(Collected data)
— start —
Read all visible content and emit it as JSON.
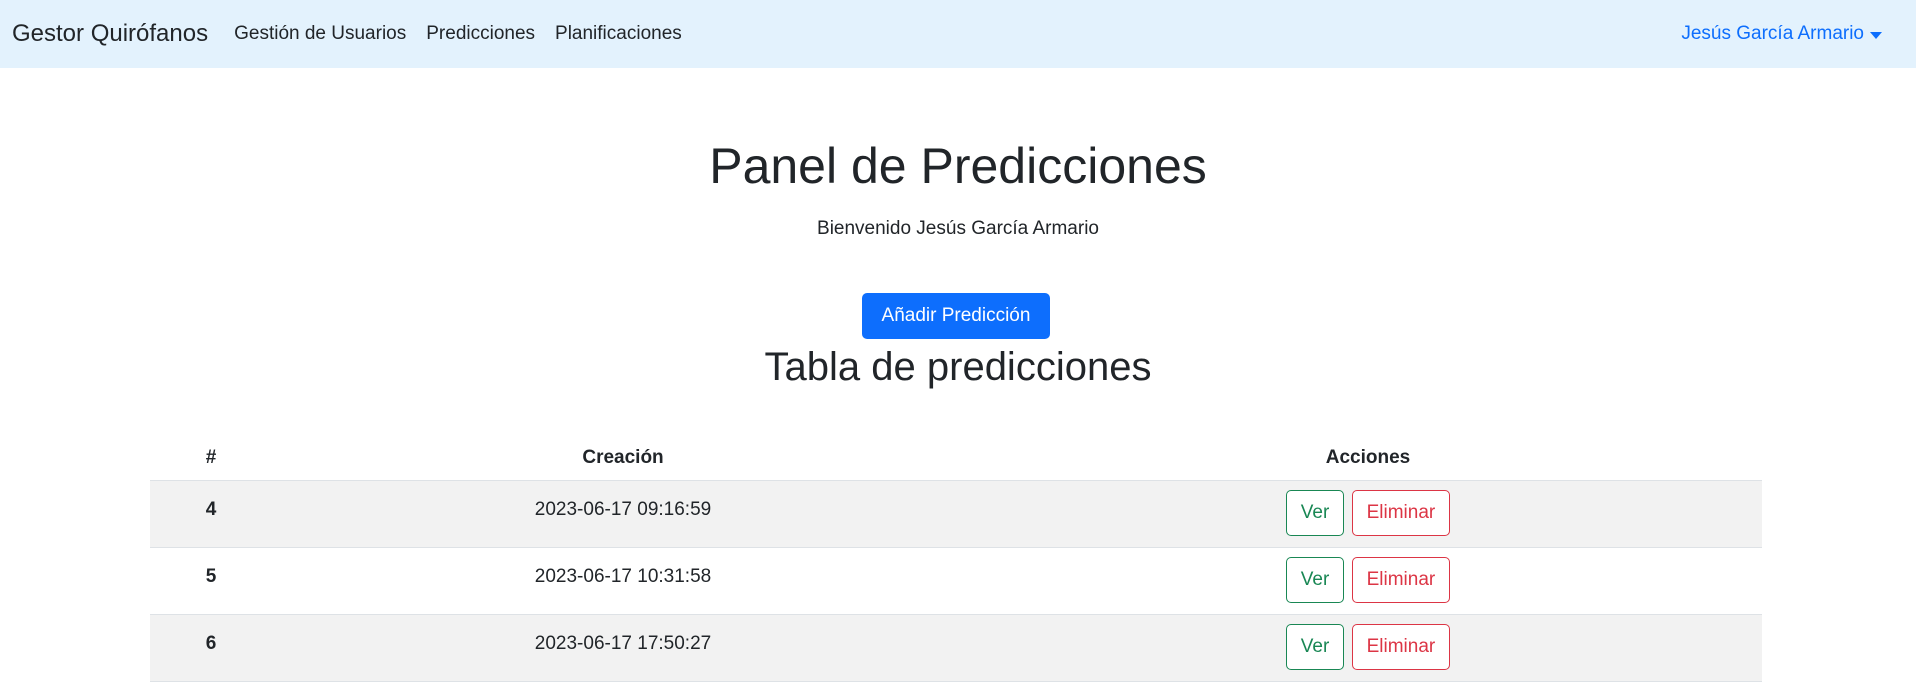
{
  "navbar": {
    "brand": "Gestor Quirófanos",
    "links": [
      "Gestión de Usuarios",
      "Predicciones",
      "Planificaciones"
    ],
    "user": "Jesús García Armario"
  },
  "main": {
    "title": "Panel de Predicciones",
    "welcome": "Bienvenido Jesús García Armario",
    "add_button": "Añadir Predicción",
    "table_title": "Tabla de predicciones"
  },
  "table": {
    "headers": [
      "#",
      "Creación",
      "Acciones"
    ],
    "rows": [
      {
        "id": "4",
        "created": "2023-06-17 09:16:59",
        "view": "Ver",
        "delete": "Eliminar"
      },
      {
        "id": "5",
        "created": "2023-06-17 10:31:58",
        "view": "Ver",
        "delete": "Eliminar"
      },
      {
        "id": "6",
        "created": "2023-06-17 17:50:27",
        "view": "Ver",
        "delete": "Eliminar"
      }
    ]
  },
  "colors": {
    "navbar_bg": "#e3f2fd",
    "primary": "#0d6efd",
    "success": "#198754",
    "danger": "#dc3545"
  }
}
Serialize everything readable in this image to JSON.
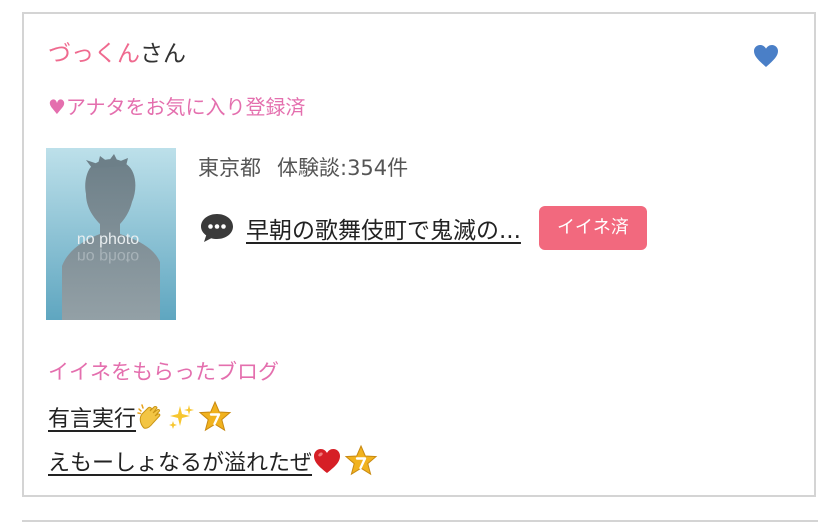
{
  "user": {
    "name": "づっくん",
    "honorific": "さん",
    "favorite_status": "♥アナタをお気に入り登録済",
    "favorite_icon": "blue-heart-icon"
  },
  "profile": {
    "photo_placeholder": "no photo",
    "location": "東京都",
    "review_count_label": "体験談:354件"
  },
  "latest_blog": {
    "icon": "speech-bubble-icon",
    "title": "早朝の歌舞伎町で鬼滅の...",
    "like_button_label": "イイネ済"
  },
  "liked_blogs": {
    "heading": "イイネをもらったブログ",
    "items": [
      {
        "title": "有言実行",
        "emoji": [
          "clapping-hands-icon",
          "sparkles-icon"
        ],
        "badge": "star-badge-icon"
      },
      {
        "title": "えもーしょなるが溢れたぜ",
        "emoji": [
          "red-heart-icon"
        ],
        "badge": "star-badge-icon"
      }
    ]
  },
  "colors": {
    "name_pink": "#ef6a8f",
    "label_pink": "#e46fae",
    "button_pink": "#f2697e",
    "heart_blue": "#4a7fc7",
    "border_gray": "#d4d4d4"
  }
}
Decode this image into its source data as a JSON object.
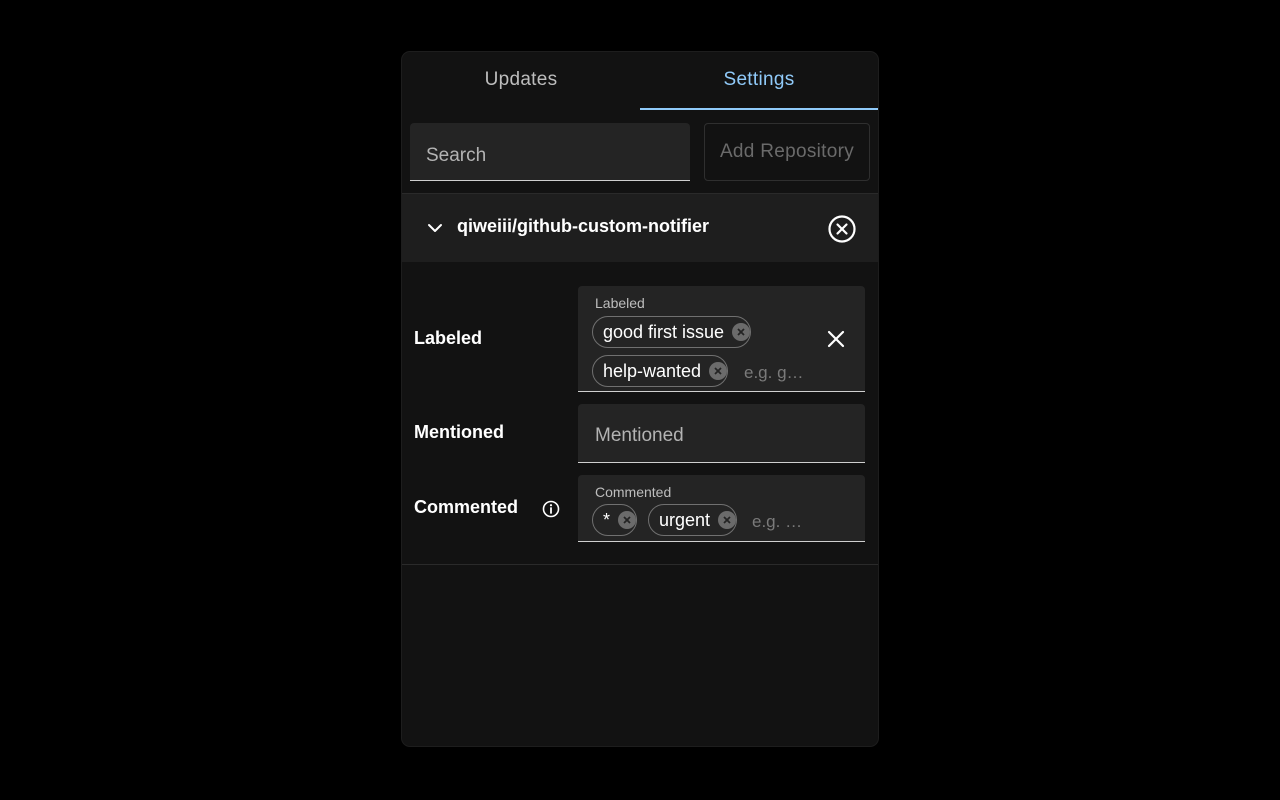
{
  "tabs": [
    {
      "label": "Updates"
    },
    {
      "label": "Settings"
    }
  ],
  "search": {
    "placeholder": "Search"
  },
  "add_button": {
    "label": "Add Repository"
  },
  "repo": {
    "name": "qiweiii/github-custom-notifier",
    "rows": {
      "labeled": {
        "label": "Labeled",
        "field_label": "Labeled",
        "chips": [
          "good first issue",
          "help-wanted"
        ],
        "placeholder": "e.g. g…"
      },
      "mentioned": {
        "label": "Mentioned",
        "placeholder": "Mentioned"
      },
      "commented": {
        "label": "Commented",
        "field_label": "Commented",
        "chips": [
          "*",
          "urgent"
        ],
        "placeholder": "e.g. …"
      }
    }
  },
  "colors": {
    "accent": "#90caf9",
    "background": "#121212",
    "field_bg": "#242424",
    "header_bg": "#1e1e1e"
  },
  "icons": {
    "collapse": "chevron-down-icon",
    "remove_repo": "close-circle-icon",
    "clear_field": "close-icon",
    "chip_delete": "cancel-icon",
    "info": "info-icon"
  }
}
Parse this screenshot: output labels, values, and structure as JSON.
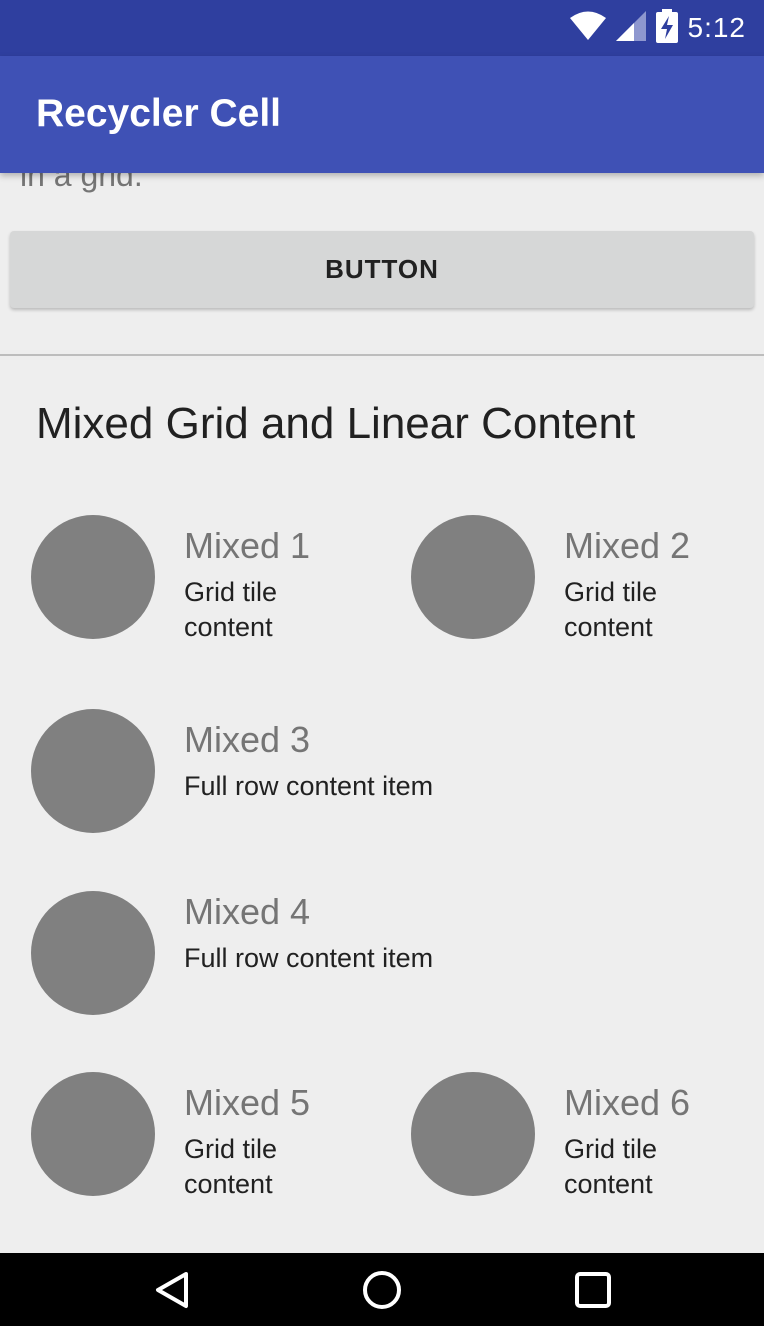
{
  "status_bar": {
    "time": "5:12",
    "icons": [
      "wifi-icon",
      "cell-signal-icon",
      "battery-charging-icon"
    ]
  },
  "app_bar": {
    "title": "Recycler Cell"
  },
  "content": {
    "partial_text": "in a grid.",
    "button_label": "BUTTON",
    "section_title": "Mixed Grid and Linear Content",
    "items": [
      {
        "title": "Mixed 1",
        "body": "Grid tile content",
        "layout": "grid"
      },
      {
        "title": "Mixed 2",
        "body": "Grid tile content",
        "layout": "grid"
      },
      {
        "title": "Mixed 3",
        "body": "Full row content item",
        "layout": "row"
      },
      {
        "title": "Mixed 4",
        "body": "Full row content item",
        "layout": "row"
      },
      {
        "title": "Mixed 5",
        "body": "Grid tile content",
        "layout": "grid"
      },
      {
        "title": "Mixed 6",
        "body": "Grid tile content",
        "layout": "grid"
      }
    ]
  },
  "colors": {
    "status_bar": "#2f3f9f",
    "app_bar": "#3f51b5",
    "background": "#eeeeee",
    "avatar": "#808080"
  },
  "nav_bar": {
    "icons": [
      "back-icon",
      "home-icon",
      "recents-icon"
    ]
  }
}
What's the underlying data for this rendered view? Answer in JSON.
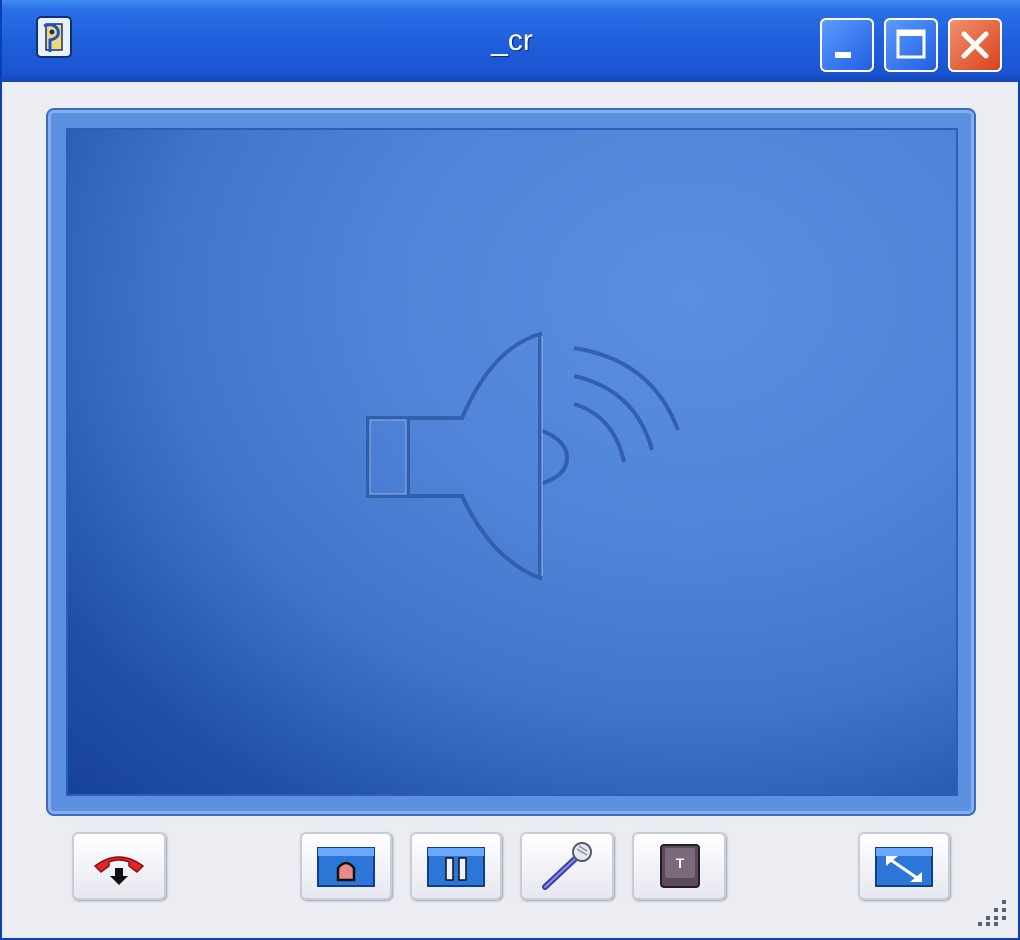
{
  "window": {
    "title": "_cr"
  },
  "title_buttons": {
    "minimize": "minimize-icon",
    "maximize": "maximize-icon",
    "close": "close-icon"
  },
  "main": {
    "icon": "speaker-volume-icon"
  },
  "controls": [
    {
      "name": "hang-up-button",
      "icon": "phone-hangup-icon"
    },
    {
      "name": "record-button",
      "icon": "record-icon"
    },
    {
      "name": "pause-button",
      "icon": "pause-icon"
    },
    {
      "name": "microphone-button",
      "icon": "microphone-icon"
    },
    {
      "name": "text-button",
      "icon": "text-key-icon",
      "label": "T"
    },
    {
      "name": "fullscreen-button",
      "icon": "resize-arrows-icon"
    }
  ],
  "colors": {
    "titlebar": "#1f5fdc",
    "viewport": "#4f84d8",
    "close": "#d9431c"
  }
}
— end —
- EXERCISE DIRECTIONS
Reproduce every entry exactly, but omit each picture.

- RESULT OF THE TASK
Read all visible content and emit it as JSON.
{
  "navbar": {
    "brand": "Gestor Quirófanos",
    "links": [
      "Gestión de Usuarios",
      "Predicciones",
      "Planificaciones"
    ],
    "user": "Jesús García Armario"
  },
  "main": {
    "title": "Panel de Predicciones",
    "welcome": "Bienvenido Jesús García Armario",
    "add_button": "Añadir Predicción",
    "table_title": "Tabla de predicciones"
  },
  "table": {
    "headers": [
      "#",
      "Creación",
      "Acciones"
    ],
    "rows": [
      {
        "id": "4",
        "created": "2023-06-17 09:16:59",
        "view": "Ver",
        "delete": "Eliminar"
      },
      {
        "id": "5",
        "created": "2023-06-17 10:31:58",
        "view": "Ver",
        "delete": "Eliminar"
      },
      {
        "id": "6",
        "created": "2023-06-17 17:50:27",
        "view": "Ver",
        "delete": "Eliminar"
      }
    ]
  },
  "colors": {
    "navbar_bg": "#e3f2fd",
    "primary": "#0d6efd",
    "success": "#198754",
    "danger": "#dc3545"
  }
}
Serialize everything readable in this image to JSON.
{
  "user": {
    "name": "づっくん",
    "honorific": "さん",
    "favorite_status": "♥アナタをお気に入り登録済",
    "favorite_icon": "blue-heart-icon"
  },
  "profile": {
    "photo_placeholder": "no photo",
    "location": "東京都",
    "review_count_label": "体験談:354件"
  },
  "latest_blog": {
    "icon": "speech-bubble-icon",
    "title": "早朝の歌舞伎町で鬼滅の...",
    "like_button_label": "イイネ済"
  },
  "liked_blogs": {
    "heading": "イイネをもらったブログ",
    "items": [
      {
        "title": "有言実行",
        "emoji": [
          "clapping-hands-icon",
          "sparkles-icon"
        ],
        "badge": "star-badge-icon"
      },
      {
        "title": "えもーしょなるが溢れたぜ",
        "emoji": [
          "red-heart-icon"
        ],
        "badge": "star-badge-icon"
      }
    ]
  },
  "colors": {
    "name_pink": "#ef6a8f",
    "label_pink": "#e46fae",
    "button_pink": "#f2697e",
    "heart_blue": "#4a7fc7",
    "border_gray": "#d4d4d4"
  }
}
Decode this image into its source data as a JSON object.
{
  "tabs": [
    {
      "label": "Updates"
    },
    {
      "label": "Settings"
    }
  ],
  "search": {
    "placeholder": "Search"
  },
  "add_button": {
    "label": "Add Repository"
  },
  "repo": {
    "name": "qiweiii/github-custom-notifier",
    "rows": {
      "labeled": {
        "label": "Labeled",
        "field_label": "Labeled",
        "chips": [
          "good first issue",
          "help-wanted"
        ],
        "placeholder": "e.g. g…"
      },
      "mentioned": {
        "label": "Mentioned",
        "placeholder": "Mentioned"
      },
      "commented": {
        "label": "Commented",
        "field_label": "Commented",
        "chips": [
          "*",
          "urgent"
        ],
        "placeholder": "e.g. …"
      }
    }
  },
  "colors": {
    "accent": "#90caf9",
    "background": "#121212",
    "field_bg": "#242424",
    "header_bg": "#1e1e1e"
  },
  "icons": {
    "collapse": "chevron-down-icon",
    "remove_repo": "close-circle-icon",
    "clear_field": "close-icon",
    "chip_delete": "cancel-icon",
    "info": "info-icon"
  }
}
Parse this screenshot: output labels, values, and structure as JSON.
{
  "status_bar": {
    "time": "5:12",
    "icons": [
      "wifi-icon",
      "cell-signal-icon",
      "battery-charging-icon"
    ]
  },
  "app_bar": {
    "title": "Recycler Cell"
  },
  "content": {
    "partial_text": "in a grid.",
    "button_label": "BUTTON",
    "section_title": "Mixed Grid and Linear Content",
    "items": [
      {
        "title": "Mixed 1",
        "body": "Grid tile content",
        "layout": "grid"
      },
      {
        "title": "Mixed 2",
        "body": "Grid tile content",
        "layout": "grid"
      },
      {
        "title": "Mixed 3",
        "body": "Full row content item",
        "layout": "row"
      },
      {
        "title": "Mixed 4",
        "body": "Full row content item",
        "layout": "row"
      },
      {
        "title": "Mixed 5",
        "body": "Grid tile content",
        "layout": "grid"
      },
      {
        "title": "Mixed 6",
        "body": "Grid tile content",
        "layout": "grid"
      }
    ]
  },
  "colors": {
    "status_bar": "#2f3f9f",
    "app_bar": "#3f51b5",
    "background": "#eeeeee",
    "avatar": "#808080"
  },
  "nav_bar": {
    "icons": [
      "back-icon",
      "home-icon",
      "recents-icon"
    ]
  }
}
What's the underlying data for this rendered view? Answer in JSON.
{
  "window": {
    "title": "_cr"
  },
  "title_buttons": {
    "minimize": "minimize-icon",
    "maximize": "maximize-icon",
    "close": "close-icon"
  },
  "main": {
    "icon": "speaker-volume-icon"
  },
  "controls": [
    {
      "name": "hang-up-button",
      "icon": "phone-hangup-icon"
    },
    {
      "name": "record-button",
      "icon": "record-icon"
    },
    {
      "name": "pause-button",
      "icon": "pause-icon"
    },
    {
      "name": "microphone-button",
      "icon": "microphone-icon"
    },
    {
      "name": "text-button",
      "icon": "text-key-icon",
      "label": "T"
    },
    {
      "name": "fullscreen-button",
      "icon": "resize-arrows-icon"
    }
  ],
  "colors": {
    "titlebar": "#1f5fdc",
    "viewport": "#4f84d8",
    "close": "#d9431c"
  }
}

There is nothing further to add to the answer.